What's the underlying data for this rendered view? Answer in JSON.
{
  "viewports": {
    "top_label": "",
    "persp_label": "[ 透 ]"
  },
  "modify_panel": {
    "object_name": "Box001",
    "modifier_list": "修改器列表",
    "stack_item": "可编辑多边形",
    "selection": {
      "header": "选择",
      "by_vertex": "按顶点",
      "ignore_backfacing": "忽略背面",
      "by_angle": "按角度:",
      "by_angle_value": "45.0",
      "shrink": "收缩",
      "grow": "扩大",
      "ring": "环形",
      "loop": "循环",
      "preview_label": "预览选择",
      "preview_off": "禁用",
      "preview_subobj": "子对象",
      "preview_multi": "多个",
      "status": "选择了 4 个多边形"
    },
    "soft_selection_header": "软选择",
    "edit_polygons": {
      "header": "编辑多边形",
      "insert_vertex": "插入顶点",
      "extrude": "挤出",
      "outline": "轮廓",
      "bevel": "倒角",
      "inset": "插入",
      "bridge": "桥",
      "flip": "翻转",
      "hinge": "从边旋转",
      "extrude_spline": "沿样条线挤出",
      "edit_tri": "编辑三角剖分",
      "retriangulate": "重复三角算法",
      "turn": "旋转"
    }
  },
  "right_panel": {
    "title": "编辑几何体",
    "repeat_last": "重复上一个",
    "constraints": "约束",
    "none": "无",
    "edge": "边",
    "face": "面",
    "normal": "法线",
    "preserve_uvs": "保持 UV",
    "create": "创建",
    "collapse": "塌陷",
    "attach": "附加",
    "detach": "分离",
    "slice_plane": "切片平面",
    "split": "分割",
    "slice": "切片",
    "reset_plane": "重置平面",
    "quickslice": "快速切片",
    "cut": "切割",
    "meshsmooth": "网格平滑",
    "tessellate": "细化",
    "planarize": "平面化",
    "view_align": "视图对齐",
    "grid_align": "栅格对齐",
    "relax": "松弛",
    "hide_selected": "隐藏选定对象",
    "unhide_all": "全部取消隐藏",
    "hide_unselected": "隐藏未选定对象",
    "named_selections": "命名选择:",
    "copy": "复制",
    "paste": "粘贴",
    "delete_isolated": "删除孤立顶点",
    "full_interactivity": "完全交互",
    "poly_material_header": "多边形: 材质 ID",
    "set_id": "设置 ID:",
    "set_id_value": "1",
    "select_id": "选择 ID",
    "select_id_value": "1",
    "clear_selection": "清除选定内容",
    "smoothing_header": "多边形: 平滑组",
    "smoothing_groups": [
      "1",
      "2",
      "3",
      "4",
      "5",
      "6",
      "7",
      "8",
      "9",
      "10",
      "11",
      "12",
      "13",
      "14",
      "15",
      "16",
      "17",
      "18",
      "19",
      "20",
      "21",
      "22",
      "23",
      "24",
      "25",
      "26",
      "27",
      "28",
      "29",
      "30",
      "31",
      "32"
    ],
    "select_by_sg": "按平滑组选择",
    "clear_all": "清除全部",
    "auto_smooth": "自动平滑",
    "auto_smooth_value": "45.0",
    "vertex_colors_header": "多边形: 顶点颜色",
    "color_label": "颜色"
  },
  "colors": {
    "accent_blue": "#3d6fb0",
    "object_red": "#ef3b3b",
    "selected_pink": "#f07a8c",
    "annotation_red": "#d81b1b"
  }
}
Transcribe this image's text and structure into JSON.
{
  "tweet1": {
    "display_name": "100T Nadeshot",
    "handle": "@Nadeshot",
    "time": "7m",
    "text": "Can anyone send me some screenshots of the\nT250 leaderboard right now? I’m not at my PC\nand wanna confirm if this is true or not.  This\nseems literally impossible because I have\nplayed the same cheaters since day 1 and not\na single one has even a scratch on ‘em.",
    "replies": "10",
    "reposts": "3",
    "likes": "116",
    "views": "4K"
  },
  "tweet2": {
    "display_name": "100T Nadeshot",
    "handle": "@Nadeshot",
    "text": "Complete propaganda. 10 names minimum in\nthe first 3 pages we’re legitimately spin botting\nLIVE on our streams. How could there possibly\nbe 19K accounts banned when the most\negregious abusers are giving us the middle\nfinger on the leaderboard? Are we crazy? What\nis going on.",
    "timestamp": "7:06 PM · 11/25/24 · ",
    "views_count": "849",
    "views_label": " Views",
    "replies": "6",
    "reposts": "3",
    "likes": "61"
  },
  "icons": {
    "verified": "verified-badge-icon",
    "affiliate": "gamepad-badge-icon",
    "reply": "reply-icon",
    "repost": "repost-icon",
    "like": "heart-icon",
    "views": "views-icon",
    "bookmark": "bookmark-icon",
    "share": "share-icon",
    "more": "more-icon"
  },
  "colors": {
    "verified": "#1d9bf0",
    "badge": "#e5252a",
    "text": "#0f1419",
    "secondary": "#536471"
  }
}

▶ [WHAT THE TASK ASKS] Your answer should be a single number: the count of lines that contain "text".

▶ [OUTPUT] 4